ENTRIES SHOWN:
○ ○ ○ ○
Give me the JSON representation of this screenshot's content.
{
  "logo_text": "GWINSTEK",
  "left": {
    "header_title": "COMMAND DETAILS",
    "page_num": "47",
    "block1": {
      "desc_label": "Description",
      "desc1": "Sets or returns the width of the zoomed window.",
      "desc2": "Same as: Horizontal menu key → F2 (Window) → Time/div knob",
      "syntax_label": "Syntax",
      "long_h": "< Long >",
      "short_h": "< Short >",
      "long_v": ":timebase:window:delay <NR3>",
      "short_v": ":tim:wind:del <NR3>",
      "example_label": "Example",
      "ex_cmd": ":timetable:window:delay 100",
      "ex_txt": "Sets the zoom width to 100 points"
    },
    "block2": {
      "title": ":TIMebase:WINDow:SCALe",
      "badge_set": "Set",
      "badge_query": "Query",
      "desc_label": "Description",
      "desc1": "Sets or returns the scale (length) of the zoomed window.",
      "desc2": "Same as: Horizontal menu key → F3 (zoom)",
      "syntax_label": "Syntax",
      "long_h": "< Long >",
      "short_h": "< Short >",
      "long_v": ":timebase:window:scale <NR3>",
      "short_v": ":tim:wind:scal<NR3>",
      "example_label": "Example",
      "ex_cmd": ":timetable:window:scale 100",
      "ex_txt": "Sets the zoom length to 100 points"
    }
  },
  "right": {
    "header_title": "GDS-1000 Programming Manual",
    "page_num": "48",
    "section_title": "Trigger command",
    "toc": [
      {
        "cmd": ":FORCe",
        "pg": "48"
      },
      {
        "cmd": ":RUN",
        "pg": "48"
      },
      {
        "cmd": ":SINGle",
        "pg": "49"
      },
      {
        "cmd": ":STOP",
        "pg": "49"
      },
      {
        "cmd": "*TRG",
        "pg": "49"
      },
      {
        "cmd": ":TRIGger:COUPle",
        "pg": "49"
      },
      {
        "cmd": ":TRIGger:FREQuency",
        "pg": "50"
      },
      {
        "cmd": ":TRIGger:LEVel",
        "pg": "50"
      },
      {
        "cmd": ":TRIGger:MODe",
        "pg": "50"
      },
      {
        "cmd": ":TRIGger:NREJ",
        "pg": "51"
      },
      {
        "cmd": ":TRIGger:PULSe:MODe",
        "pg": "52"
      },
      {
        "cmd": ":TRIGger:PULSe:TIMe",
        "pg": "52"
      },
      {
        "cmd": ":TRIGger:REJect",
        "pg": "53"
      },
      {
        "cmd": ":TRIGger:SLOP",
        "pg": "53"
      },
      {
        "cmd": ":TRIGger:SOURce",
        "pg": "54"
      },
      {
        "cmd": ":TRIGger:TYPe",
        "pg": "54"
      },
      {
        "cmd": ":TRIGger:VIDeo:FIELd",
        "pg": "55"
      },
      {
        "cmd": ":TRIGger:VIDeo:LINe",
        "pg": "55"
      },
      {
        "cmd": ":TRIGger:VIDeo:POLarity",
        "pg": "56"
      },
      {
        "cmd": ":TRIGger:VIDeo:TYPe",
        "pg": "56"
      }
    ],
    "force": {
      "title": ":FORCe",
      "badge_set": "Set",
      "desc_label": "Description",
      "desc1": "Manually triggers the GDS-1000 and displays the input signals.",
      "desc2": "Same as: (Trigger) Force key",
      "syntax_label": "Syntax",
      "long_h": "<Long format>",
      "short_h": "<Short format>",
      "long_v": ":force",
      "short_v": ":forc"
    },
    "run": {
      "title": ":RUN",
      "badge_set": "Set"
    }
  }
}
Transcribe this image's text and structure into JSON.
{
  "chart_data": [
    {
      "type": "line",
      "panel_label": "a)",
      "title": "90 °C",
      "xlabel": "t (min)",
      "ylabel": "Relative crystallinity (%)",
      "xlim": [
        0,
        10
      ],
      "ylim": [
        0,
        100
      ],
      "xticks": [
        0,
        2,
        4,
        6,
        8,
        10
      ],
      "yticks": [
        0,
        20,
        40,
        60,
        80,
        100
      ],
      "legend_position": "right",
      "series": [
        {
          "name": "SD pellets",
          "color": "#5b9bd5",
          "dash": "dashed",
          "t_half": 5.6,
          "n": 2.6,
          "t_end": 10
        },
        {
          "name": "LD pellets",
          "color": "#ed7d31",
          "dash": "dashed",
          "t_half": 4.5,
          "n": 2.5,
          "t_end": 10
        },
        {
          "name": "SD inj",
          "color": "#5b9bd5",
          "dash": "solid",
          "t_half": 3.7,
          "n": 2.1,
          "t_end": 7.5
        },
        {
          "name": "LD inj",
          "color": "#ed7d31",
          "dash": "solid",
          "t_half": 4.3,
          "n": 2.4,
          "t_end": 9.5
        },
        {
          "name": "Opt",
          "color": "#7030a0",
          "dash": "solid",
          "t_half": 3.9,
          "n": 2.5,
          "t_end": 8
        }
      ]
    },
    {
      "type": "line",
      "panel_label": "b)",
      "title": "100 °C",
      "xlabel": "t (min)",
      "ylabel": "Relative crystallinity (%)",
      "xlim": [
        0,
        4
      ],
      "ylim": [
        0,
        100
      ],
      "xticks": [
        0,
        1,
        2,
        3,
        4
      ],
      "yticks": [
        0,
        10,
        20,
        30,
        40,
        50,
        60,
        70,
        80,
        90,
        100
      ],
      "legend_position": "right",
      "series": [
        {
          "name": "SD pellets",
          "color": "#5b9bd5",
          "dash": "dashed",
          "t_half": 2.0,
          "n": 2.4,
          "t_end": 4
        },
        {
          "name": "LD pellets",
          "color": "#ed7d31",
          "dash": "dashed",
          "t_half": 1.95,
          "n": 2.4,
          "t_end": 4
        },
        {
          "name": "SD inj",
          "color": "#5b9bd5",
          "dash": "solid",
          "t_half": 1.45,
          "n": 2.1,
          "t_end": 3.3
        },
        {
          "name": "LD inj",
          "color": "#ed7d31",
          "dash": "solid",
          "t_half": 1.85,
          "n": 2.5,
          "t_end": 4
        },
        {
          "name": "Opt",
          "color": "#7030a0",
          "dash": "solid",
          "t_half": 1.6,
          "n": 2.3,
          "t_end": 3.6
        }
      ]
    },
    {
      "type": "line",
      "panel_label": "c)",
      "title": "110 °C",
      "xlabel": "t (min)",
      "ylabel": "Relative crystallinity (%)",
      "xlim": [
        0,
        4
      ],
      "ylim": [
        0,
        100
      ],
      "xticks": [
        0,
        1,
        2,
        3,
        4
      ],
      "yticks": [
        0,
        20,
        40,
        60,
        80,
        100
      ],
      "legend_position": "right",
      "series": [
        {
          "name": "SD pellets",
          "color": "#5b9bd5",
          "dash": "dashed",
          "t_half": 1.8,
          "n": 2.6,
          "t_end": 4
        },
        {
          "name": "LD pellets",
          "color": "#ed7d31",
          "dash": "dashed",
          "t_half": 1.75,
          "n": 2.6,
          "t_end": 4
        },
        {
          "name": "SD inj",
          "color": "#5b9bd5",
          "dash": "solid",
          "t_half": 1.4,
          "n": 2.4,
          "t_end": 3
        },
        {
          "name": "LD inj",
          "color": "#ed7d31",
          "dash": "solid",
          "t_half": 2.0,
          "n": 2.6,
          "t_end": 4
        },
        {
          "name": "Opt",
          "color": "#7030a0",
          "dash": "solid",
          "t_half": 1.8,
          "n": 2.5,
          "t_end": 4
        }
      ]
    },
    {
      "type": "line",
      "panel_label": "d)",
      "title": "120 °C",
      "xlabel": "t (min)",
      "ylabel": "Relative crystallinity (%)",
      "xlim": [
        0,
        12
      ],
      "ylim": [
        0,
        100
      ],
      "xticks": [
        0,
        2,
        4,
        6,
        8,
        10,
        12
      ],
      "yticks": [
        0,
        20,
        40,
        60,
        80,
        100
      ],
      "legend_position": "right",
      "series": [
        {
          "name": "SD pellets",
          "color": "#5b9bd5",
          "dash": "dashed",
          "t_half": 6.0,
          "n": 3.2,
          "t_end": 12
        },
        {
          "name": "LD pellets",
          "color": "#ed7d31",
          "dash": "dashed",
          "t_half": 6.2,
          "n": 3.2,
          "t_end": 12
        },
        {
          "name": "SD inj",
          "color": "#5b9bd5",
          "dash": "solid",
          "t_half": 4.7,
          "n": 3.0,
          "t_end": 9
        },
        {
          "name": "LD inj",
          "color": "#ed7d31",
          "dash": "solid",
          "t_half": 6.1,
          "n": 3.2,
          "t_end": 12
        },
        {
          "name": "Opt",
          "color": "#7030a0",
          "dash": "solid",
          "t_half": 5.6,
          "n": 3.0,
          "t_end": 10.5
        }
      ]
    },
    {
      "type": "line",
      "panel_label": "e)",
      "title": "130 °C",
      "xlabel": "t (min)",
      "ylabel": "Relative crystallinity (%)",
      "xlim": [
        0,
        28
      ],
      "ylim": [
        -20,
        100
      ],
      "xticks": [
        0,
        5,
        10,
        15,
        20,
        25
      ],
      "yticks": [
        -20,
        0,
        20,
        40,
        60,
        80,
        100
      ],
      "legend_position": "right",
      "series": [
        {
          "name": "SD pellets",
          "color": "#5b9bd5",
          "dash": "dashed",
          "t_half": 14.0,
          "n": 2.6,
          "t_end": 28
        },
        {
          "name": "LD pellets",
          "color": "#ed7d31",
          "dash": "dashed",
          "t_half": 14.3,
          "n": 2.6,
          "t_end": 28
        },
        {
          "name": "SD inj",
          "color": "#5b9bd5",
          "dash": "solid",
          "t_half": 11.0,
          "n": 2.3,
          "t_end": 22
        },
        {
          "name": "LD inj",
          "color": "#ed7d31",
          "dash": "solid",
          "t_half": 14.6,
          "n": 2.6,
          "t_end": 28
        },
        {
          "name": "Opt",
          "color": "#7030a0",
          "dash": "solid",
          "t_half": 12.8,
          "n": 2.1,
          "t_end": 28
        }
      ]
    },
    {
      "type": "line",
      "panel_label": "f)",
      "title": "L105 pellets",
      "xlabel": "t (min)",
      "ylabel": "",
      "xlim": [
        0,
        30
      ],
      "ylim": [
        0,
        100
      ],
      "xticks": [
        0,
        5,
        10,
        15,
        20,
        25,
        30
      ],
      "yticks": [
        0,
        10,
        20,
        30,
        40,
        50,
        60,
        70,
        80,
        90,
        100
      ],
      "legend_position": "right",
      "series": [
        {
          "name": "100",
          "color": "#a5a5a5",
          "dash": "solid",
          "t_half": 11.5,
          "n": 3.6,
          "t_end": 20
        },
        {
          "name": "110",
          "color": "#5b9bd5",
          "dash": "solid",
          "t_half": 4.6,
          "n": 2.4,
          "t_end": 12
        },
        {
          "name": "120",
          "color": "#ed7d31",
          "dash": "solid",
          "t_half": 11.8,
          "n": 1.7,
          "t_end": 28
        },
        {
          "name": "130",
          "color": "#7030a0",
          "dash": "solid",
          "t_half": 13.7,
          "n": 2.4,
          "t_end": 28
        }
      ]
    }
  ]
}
○ ○ ○ ○
REQUIRED TASK:
Copy all lines from the entries that contain the word "Same".

PROBLEM SOLUTION:
      "desc2": "Same as: Horizontal menu key → F2 (Window) → Time/div knob",
      "desc2": "Same as: Horizontal menu key → F3 (zoom)",
      "desc2": "Same as: (Trigger) Force key",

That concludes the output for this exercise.